• [Exercise instructions]:
Print all of the entries exactly, minus the pictures.

* START *

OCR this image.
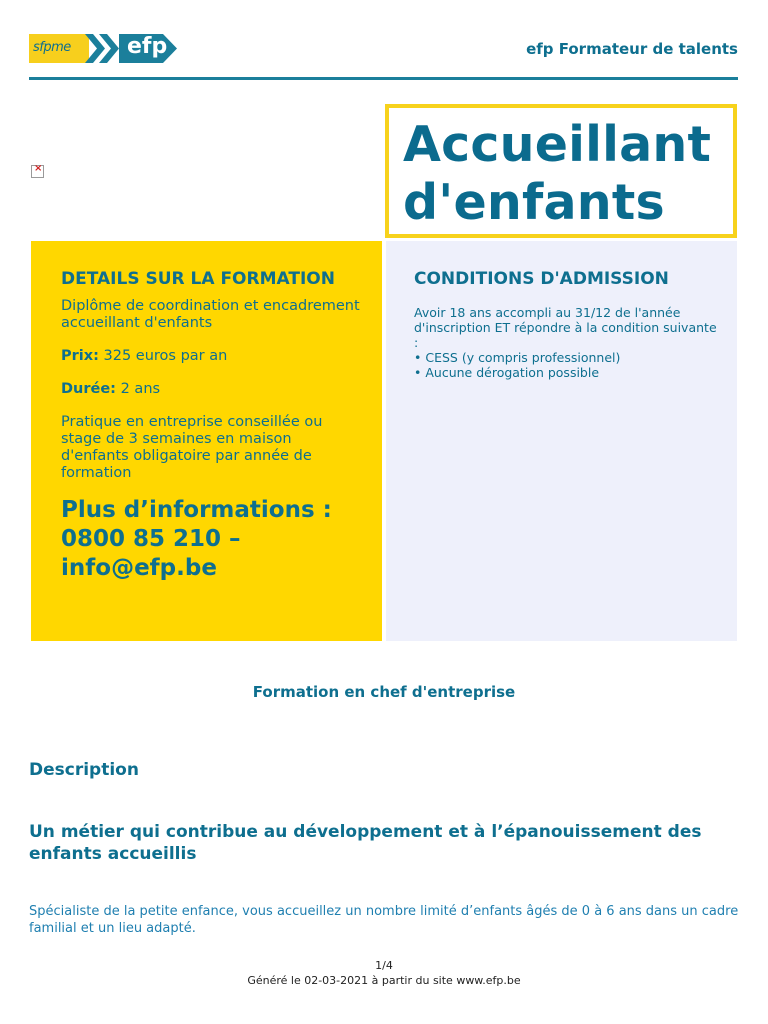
sfpme	efp	efp Formateur de talents
×	Accueillant
d'enfants
DETAILS SUR LA FORMATION

Diplôme de coordination et encadrement accueillant d'enfants

Prix: 325 euros par an

Durée: 2 ans

Pratique en entreprise conseillée ou stage de 3 semaines en maison d'enfants obligatoire par année de formation

Plus d’informations : 0800 85 210 – info@efp.be
CONDITIONS D'ADMISSION

Avoir 18 ans accompli au 31/12 de l'année d'inscription ET répondre à la condition suivante :
• CESS (y compris professionnel)
• Aucune dérogation possible

Formation en chef d'entreprise
Description
Un métier qui contribue au développement et à l’épanouissement des enfants accueillis
Spécialiste de la petite enfance, vous accueillez un nombre limité d’enfants âgés de 0 à 6 ans dans un cadre familial et un lieu adapté.
1/4
Généré le 02-03-2021 à partir du site www.efp.be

* END *

• [Exercise answer]:
OCR this image.
sfpme	efp	efp Formateur de talents
×	Accueillant
d'enfants
DETAILS SUR LA FORMATION

Diplôme de coordination et encadrement accueillant d'enfants

Prix: 325 euros par an

Durée: 2 ans

Pratique en entreprise conseillée ou stage de 3 semaines en maison d'enfants obligatoire par année de formation

Plus d’informations : 0800 85 210 – info@efp.be
CONDITIONS D'ADMISSION

Avoir 18 ans accompli au 31/12 de l'année d'inscription ET répondre à la condition suivante :
• CESS (y compris professionnel)
• Aucune dérogation possible

Formation en chef d'entreprise
Description
Un métier qui contribue au développement et à l’épanouissement des enfants accueillis
Spécialiste de la petite enfance, vous accueillez un nombre limité d’enfants âgés de 0 à 6 ans dans un cadre familial et un lieu adapté.
1/4
Généré le 02-03-2021 à partir du site www.efp.be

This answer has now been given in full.